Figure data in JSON
^^^^^^^^^^^^^^^^

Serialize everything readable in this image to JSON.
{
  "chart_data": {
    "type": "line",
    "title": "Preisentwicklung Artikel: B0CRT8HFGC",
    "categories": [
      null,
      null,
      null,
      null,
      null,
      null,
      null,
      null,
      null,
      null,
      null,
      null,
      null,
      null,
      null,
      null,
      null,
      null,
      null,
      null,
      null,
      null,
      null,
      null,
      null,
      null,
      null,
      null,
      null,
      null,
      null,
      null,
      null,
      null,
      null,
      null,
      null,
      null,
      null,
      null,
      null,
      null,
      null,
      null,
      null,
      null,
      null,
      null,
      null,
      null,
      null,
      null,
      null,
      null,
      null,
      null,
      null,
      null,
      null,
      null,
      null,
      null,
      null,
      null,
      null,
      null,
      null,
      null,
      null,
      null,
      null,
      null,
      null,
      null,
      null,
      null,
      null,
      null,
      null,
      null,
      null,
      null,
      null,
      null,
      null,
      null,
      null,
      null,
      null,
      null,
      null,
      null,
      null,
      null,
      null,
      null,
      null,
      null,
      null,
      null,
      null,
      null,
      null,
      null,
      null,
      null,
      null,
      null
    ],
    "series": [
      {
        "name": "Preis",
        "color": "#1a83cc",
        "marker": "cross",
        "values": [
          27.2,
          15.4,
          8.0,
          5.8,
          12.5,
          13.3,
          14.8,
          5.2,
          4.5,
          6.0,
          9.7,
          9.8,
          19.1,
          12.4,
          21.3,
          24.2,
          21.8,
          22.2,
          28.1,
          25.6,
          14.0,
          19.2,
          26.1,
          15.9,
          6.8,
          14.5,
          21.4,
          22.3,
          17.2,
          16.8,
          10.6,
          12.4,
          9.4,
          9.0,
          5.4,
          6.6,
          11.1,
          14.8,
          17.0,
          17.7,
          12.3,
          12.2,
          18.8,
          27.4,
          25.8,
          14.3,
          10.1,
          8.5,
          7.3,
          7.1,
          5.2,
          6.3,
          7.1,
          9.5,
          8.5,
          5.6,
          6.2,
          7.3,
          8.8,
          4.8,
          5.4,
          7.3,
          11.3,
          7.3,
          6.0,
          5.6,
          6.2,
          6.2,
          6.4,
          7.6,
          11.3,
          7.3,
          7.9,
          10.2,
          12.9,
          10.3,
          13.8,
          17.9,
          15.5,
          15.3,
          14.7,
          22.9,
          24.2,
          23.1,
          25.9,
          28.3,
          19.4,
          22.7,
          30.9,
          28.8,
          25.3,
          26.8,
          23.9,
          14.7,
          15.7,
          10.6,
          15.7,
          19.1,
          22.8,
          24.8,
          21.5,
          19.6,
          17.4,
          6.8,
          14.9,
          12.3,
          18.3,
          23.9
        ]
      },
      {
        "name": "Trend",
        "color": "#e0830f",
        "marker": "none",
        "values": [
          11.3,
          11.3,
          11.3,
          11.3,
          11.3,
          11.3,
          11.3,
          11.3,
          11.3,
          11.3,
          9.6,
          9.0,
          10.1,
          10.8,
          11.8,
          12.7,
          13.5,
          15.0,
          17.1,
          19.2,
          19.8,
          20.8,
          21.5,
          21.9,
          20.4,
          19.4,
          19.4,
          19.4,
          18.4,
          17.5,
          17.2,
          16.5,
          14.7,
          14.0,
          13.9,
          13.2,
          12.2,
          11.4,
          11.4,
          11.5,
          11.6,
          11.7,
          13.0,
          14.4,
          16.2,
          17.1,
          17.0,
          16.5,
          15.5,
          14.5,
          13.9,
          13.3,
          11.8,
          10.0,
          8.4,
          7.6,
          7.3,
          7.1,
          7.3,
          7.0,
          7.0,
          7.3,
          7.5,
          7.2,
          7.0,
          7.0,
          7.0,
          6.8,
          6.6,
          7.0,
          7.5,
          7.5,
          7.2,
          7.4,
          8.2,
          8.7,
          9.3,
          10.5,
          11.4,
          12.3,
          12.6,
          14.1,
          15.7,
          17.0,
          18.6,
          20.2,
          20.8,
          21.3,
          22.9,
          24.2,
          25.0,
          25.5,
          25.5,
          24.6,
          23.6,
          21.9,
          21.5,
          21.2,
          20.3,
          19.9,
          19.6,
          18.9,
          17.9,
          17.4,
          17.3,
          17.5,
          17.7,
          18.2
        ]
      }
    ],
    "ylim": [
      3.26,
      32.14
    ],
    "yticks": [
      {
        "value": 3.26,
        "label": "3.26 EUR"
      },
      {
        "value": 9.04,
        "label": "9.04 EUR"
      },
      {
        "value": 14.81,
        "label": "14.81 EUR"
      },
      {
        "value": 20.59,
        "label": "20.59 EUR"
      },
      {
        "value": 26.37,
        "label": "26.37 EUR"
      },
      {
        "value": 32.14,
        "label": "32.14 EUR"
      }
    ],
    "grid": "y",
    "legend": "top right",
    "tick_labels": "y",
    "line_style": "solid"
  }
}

^^^^^^^^^^^^^^^^

▸ TASK STATEMENT
Go through the records above and set each one down exactly, please.

▸ ANSWER TO THIS EXERCISE
Serialize everything readable in this image to JSON.
{
  "chart_data": {
    "type": "line",
    "title": "Preisentwicklung Artikel: B0CRT8HFGC",
    "categories": [
      null,
      null,
      null,
      null,
      null,
      null,
      null,
      null,
      null,
      null,
      null,
      null,
      null,
      null,
      null,
      null,
      null,
      null,
      null,
      null,
      null,
      null,
      null,
      null,
      null,
      null,
      null,
      null,
      null,
      null,
      null,
      null,
      null,
      null,
      null,
      null,
      null,
      null,
      null,
      null,
      null,
      null,
      null,
      null,
      null,
      null,
      null,
      null,
      null,
      null,
      null,
      null,
      null,
      null,
      null,
      null,
      null,
      null,
      null,
      null,
      null,
      null,
      null,
      null,
      null,
      null,
      null,
      null,
      null,
      null,
      null,
      null,
      null,
      null,
      null,
      null,
      null,
      null,
      null,
      null,
      null,
      null,
      null,
      null,
      null,
      null,
      null,
      null,
      null,
      null,
      null,
      null,
      null,
      null,
      null,
      null,
      null,
      null,
      null,
      null,
      null,
      null,
      null,
      null,
      null,
      null,
      null,
      null
    ],
    "series": [
      {
        "name": "Preis",
        "color": "#1a83cc",
        "marker": "cross",
        "values": [
          27.2,
          15.4,
          8.0,
          5.8,
          12.5,
          13.3,
          14.8,
          5.2,
          4.5,
          6.0,
          9.7,
          9.8,
          19.1,
          12.4,
          21.3,
          24.2,
          21.8,
          22.2,
          28.1,
          25.6,
          14.0,
          19.2,
          26.1,
          15.9,
          6.8,
          14.5,
          21.4,
          22.3,
          17.2,
          16.8,
          10.6,
          12.4,
          9.4,
          9.0,
          5.4,
          6.6,
          11.1,
          14.8,
          17.0,
          17.7,
          12.3,
          12.2,
          18.8,
          27.4,
          25.8,
          14.3,
          10.1,
          8.5,
          7.3,
          7.1,
          5.2,
          6.3,
          7.1,
          9.5,
          8.5,
          5.6,
          6.2,
          7.3,
          8.8,
          4.8,
          5.4,
          7.3,
          11.3,
          7.3,
          6.0,
          5.6,
          6.2,
          6.2,
          6.4,
          7.6,
          11.3,
          7.3,
          7.9,
          10.2,
          12.9,
          10.3,
          13.8,
          17.9,
          15.5,
          15.3,
          14.7,
          22.9,
          24.2,
          23.1,
          25.9,
          28.3,
          19.4,
          22.7,
          30.9,
          28.8,
          25.3,
          26.8,
          23.9,
          14.7,
          15.7,
          10.6,
          15.7,
          19.1,
          22.8,
          24.8,
          21.5,
          19.6,
          17.4,
          6.8,
          14.9,
          12.3,
          18.3,
          23.9
        ]
      },
      {
        "name": "Trend",
        "color": "#e0830f",
        "marker": "none",
        "values": [
          11.3,
          11.3,
          11.3,
          11.3,
          11.3,
          11.3,
          11.3,
          11.3,
          11.3,
          11.3,
          9.6,
          9.0,
          10.1,
          10.8,
          11.8,
          12.7,
          13.5,
          15.0,
          17.1,
          19.2,
          19.8,
          20.8,
          21.5,
          21.9,
          20.4,
          19.4,
          19.4,
          19.4,
          18.4,
          17.5,
          17.2,
          16.5,
          14.7,
          14.0,
          13.9,
          13.2,
          12.2,
          11.4,
          11.4,
          11.5,
          11.6,
          11.7,
          13.0,
          14.4,
          16.2,
          17.1,
          17.0,
          16.5,
          15.5,
          14.5,
          13.9,
          13.3,
          11.8,
          10.0,
          8.4,
          7.6,
          7.3,
          7.1,
          7.3,
          7.0,
          7.0,
          7.3,
          7.5,
          7.2,
          7.0,
          7.0,
          7.0,
          6.8,
          6.6,
          7.0,
          7.5,
          7.5,
          7.2,
          7.4,
          8.2,
          8.7,
          9.3,
          10.5,
          11.4,
          12.3,
          12.6,
          14.1,
          15.7,
          17.0,
          18.6,
          20.2,
          20.8,
          21.3,
          22.9,
          24.2,
          25.0,
          25.5,
          25.5,
          24.6,
          23.6,
          21.9,
          21.5,
          21.2,
          20.3,
          19.9,
          19.6,
          18.9,
          17.9,
          17.4,
          17.3,
          17.5,
          17.7,
          18.2
        ]
      }
    ],
    "ylim": [
      3.26,
      32.14
    ],
    "yticks": [
      {
        "value": 3.26,
        "label": "3.26 EUR"
      },
      {
        "value": 9.04,
        "label": "9.04 EUR"
      },
      {
        "value": 14.81,
        "label": "14.81 EUR"
      },
      {
        "value": 20.59,
        "label": "20.59 EUR"
      },
      {
        "value": 26.37,
        "label": "26.37 EUR"
      },
      {
        "value": 32.14,
        "label": "32.14 EUR"
      }
    ],
    "grid": "y",
    "legend": "top right",
    "tick_labels": "y",
    "line_style": "solid"
  }
}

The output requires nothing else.